| STATED PROBLEM |
Repeat the entire listing exactly as written.

■ ■ ■

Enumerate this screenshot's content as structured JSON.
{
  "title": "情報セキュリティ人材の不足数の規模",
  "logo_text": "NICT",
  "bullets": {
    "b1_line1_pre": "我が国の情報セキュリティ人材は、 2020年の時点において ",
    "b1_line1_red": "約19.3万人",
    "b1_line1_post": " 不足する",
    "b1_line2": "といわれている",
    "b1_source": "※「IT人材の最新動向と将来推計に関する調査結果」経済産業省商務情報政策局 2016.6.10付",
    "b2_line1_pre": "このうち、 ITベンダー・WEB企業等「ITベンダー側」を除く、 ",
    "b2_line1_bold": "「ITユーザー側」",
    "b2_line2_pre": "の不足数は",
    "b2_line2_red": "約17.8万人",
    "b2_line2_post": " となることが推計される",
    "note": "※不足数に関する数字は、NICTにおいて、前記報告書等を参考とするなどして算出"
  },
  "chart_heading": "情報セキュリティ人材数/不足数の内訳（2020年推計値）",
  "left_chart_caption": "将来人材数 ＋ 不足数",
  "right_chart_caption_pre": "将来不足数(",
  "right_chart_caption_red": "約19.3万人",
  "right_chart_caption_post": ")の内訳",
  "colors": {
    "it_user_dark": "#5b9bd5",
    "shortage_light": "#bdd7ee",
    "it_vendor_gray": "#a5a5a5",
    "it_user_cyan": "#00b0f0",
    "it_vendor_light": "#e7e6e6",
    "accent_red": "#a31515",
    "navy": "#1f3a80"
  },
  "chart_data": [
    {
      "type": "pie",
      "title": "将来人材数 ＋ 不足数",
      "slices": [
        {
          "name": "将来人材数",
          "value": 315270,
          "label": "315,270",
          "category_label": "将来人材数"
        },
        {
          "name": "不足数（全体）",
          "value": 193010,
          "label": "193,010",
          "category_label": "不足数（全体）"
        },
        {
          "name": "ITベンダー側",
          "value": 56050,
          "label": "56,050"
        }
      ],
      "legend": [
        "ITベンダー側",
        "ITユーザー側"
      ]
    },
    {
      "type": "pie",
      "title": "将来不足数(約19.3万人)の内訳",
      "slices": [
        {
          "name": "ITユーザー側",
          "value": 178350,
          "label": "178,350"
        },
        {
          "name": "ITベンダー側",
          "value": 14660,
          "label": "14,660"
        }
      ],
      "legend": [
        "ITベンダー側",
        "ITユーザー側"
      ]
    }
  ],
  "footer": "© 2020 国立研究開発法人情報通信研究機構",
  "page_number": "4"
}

■ ■ ■

| RIGHT ANSWER |
Enumerate this screenshot's content as structured JSON.
{
  "title": "情報セキュリティ人材の不足数の規模",
  "logo_text": "NICT",
  "bullets": {
    "b1_line1_pre": "我が国の情報セキュリティ人材は、 2020年の時点において ",
    "b1_line1_red": "約19.3万人",
    "b1_line1_post": " 不足する",
    "b1_line2": "といわれている",
    "b1_source": "※「IT人材の最新動向と将来推計に関する調査結果」経済産業省商務情報政策局 2016.6.10付",
    "b2_line1_pre": "このうち、 ITベンダー・WEB企業等「ITベンダー側」を除く、 ",
    "b2_line1_bold": "「ITユーザー側」",
    "b2_line2_pre": "の不足数は",
    "b2_line2_red": "約17.8万人",
    "b2_line2_post": " となることが推計される",
    "note": "※不足数に関する数字は、NICTにおいて、前記報告書等を参考とするなどして算出"
  },
  "chart_heading": "情報セキュリティ人材数/不足数の内訳（2020年推計値）",
  "left_chart_caption": "将来人材数 ＋ 不足数",
  "right_chart_caption_pre": "将来不足数(",
  "right_chart_caption_red": "約19.3万人",
  "right_chart_caption_post": ")の内訳",
  "colors": {
    "it_user_dark": "#5b9bd5",
    "shortage_light": "#bdd7ee",
    "it_vendor_gray": "#a5a5a5",
    "it_user_cyan": "#00b0f0",
    "it_vendor_light": "#e7e6e6",
    "accent_red": "#a31515",
    "navy": "#1f3a80"
  },
  "chart_data": [
    {
      "type": "pie",
      "title": "将来人材数 ＋ 不足数",
      "slices": [
        {
          "name": "将来人材数",
          "value": 315270,
          "label": "315,270",
          "category_label": "将来人材数"
        },
        {
          "name": "不足数（全体）",
          "value": 193010,
          "label": "193,010",
          "category_label": "不足数（全体）"
        },
        {
          "name": "ITベンダー側",
          "value": 56050,
          "label": "56,050"
        }
      ],
      "legend": [
        "ITベンダー側",
        "ITユーザー側"
      ]
    },
    {
      "type": "pie",
      "title": "将来不足数(約19.3万人)の内訳",
      "slices": [
        {
          "name": "ITユーザー側",
          "value": 178350,
          "label": "178,350"
        },
        {
          "name": "ITベンダー側",
          "value": 14660,
          "label": "14,660"
        }
      ],
      "legend": [
        "ITベンダー側",
        "ITユーザー側"
      ]
    }
  ],
  "footer": "© 2020 国立研究開発法人情報通信研究機構",
  "page_number": "4"
}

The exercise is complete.